▶ **Task details**: Determine how many lines of the material hold the string "Corporation" and reply with only that number.

▶ **Data for processing**:
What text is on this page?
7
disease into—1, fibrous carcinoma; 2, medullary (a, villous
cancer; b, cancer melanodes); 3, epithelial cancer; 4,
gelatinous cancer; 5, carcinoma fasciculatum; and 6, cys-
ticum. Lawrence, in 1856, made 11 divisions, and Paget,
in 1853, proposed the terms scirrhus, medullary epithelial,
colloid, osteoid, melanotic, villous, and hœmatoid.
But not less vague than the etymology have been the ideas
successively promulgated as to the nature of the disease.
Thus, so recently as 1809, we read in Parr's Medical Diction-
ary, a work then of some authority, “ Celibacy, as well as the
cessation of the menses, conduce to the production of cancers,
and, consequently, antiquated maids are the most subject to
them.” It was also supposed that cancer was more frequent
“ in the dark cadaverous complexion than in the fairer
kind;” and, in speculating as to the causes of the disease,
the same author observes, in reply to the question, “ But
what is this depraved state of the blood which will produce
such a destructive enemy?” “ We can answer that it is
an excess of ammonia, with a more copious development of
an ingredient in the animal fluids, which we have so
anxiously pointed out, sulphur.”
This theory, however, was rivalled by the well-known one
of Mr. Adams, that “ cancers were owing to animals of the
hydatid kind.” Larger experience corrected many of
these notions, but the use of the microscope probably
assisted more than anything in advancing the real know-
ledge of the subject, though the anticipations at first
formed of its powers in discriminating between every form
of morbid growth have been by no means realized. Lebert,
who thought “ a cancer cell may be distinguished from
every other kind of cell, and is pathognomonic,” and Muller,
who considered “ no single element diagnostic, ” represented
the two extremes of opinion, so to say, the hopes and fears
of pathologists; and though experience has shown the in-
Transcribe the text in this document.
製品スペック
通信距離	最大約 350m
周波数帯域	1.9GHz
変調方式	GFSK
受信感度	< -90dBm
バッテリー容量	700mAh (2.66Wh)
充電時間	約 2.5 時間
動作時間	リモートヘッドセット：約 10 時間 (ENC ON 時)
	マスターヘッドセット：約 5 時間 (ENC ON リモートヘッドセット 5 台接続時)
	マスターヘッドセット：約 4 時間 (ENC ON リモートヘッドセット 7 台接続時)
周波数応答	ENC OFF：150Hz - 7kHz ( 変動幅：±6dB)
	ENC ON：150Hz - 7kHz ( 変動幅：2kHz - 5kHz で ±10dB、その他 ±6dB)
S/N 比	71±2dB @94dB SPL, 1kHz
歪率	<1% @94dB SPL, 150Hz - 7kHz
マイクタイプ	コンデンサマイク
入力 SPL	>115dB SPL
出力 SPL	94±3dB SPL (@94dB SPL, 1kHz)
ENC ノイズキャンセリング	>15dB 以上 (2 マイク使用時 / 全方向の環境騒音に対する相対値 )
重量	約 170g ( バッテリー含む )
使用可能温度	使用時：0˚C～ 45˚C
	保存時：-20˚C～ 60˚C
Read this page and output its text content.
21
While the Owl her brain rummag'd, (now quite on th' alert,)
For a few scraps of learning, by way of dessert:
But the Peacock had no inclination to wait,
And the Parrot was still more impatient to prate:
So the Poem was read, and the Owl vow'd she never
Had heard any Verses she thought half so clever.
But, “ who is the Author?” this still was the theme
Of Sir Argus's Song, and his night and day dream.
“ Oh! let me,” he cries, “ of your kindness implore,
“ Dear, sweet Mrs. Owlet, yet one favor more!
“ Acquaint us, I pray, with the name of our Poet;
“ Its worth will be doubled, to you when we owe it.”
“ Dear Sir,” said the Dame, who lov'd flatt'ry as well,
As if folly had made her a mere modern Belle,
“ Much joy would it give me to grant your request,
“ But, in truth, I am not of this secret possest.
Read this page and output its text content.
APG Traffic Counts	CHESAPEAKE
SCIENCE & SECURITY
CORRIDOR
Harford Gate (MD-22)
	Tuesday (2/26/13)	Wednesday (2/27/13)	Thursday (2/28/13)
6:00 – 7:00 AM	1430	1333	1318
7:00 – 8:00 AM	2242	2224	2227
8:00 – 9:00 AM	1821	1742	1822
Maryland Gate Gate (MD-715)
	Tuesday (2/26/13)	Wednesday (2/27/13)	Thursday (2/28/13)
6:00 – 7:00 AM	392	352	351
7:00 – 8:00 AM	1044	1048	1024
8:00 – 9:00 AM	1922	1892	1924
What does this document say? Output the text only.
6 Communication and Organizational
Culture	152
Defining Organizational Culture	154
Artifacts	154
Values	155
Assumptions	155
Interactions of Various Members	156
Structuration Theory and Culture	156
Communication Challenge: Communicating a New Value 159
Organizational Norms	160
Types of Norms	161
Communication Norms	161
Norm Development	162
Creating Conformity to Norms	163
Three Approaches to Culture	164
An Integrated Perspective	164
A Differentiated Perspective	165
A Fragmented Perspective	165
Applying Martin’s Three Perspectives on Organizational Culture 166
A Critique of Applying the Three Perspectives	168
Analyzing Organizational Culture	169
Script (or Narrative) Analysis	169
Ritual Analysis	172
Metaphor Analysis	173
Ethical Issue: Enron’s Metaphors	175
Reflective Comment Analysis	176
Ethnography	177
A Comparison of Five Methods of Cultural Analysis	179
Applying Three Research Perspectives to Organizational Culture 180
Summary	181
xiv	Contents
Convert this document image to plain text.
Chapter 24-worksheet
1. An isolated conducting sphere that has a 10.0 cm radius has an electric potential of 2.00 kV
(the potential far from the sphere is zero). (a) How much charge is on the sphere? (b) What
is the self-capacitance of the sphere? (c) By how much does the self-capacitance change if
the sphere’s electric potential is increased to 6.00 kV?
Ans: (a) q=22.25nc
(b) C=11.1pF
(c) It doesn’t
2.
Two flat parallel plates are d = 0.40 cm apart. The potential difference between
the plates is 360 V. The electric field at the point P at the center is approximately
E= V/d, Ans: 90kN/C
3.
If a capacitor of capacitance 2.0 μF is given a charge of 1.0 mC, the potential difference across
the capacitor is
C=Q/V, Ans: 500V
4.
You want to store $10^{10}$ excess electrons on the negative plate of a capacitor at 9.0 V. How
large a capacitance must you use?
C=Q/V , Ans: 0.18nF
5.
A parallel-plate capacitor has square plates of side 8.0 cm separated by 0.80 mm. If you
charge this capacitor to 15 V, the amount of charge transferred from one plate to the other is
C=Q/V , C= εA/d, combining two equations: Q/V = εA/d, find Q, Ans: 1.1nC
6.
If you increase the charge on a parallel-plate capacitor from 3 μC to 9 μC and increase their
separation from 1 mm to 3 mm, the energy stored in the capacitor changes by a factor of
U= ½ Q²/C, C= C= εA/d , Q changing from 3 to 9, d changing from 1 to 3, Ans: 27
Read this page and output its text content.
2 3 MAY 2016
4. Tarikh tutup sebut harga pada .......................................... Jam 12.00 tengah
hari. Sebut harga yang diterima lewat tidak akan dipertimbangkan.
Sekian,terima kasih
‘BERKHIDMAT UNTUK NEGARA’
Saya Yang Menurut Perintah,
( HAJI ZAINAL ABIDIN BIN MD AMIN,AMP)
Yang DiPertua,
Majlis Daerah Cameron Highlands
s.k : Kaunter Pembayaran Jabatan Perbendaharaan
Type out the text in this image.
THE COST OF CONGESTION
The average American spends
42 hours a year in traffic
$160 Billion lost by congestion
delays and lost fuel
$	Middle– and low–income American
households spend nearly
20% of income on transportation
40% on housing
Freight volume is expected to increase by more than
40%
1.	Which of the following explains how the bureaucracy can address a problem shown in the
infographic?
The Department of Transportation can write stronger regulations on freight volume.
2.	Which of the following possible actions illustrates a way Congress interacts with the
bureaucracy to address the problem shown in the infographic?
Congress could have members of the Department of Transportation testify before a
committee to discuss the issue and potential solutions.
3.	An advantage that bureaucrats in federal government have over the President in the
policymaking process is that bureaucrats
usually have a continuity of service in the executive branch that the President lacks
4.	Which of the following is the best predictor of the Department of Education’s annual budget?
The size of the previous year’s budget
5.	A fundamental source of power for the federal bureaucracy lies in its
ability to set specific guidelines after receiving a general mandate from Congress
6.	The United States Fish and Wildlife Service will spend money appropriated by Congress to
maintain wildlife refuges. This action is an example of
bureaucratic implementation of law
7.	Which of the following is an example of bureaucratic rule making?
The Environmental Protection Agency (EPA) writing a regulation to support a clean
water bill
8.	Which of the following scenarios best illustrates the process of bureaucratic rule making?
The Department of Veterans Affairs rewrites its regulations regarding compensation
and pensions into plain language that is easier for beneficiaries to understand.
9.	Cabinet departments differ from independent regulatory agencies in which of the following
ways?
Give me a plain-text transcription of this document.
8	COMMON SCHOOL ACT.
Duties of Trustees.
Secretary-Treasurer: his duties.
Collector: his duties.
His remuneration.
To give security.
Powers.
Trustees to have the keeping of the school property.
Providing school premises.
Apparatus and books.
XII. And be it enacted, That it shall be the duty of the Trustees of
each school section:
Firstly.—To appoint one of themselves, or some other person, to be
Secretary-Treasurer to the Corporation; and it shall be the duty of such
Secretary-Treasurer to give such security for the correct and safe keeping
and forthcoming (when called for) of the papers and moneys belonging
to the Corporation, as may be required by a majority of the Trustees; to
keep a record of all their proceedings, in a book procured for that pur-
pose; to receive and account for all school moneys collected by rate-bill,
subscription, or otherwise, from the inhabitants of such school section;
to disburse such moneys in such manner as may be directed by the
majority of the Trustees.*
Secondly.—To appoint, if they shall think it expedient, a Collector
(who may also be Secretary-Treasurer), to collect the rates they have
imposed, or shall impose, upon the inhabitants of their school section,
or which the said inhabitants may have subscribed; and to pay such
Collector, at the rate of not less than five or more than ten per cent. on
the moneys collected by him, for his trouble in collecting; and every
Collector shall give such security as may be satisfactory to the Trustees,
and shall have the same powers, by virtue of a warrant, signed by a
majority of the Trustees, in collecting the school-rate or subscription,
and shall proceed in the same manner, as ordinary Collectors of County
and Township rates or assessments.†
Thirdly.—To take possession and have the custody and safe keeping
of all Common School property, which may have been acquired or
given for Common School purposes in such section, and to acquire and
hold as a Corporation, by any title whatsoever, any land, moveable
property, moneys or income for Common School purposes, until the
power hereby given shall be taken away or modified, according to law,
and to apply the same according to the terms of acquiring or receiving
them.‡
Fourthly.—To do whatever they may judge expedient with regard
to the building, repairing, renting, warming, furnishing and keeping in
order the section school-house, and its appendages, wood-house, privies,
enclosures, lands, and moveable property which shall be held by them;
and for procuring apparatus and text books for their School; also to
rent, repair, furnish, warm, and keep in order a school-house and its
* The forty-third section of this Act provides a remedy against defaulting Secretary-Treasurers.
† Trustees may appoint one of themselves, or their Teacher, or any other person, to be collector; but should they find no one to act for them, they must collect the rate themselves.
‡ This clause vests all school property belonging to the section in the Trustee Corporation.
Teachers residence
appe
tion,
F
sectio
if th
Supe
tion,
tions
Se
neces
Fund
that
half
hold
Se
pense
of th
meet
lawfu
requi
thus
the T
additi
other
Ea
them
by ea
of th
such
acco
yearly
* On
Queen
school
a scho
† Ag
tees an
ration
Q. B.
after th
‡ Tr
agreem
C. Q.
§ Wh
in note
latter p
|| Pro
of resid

▶ **Solution to this exercise**: 4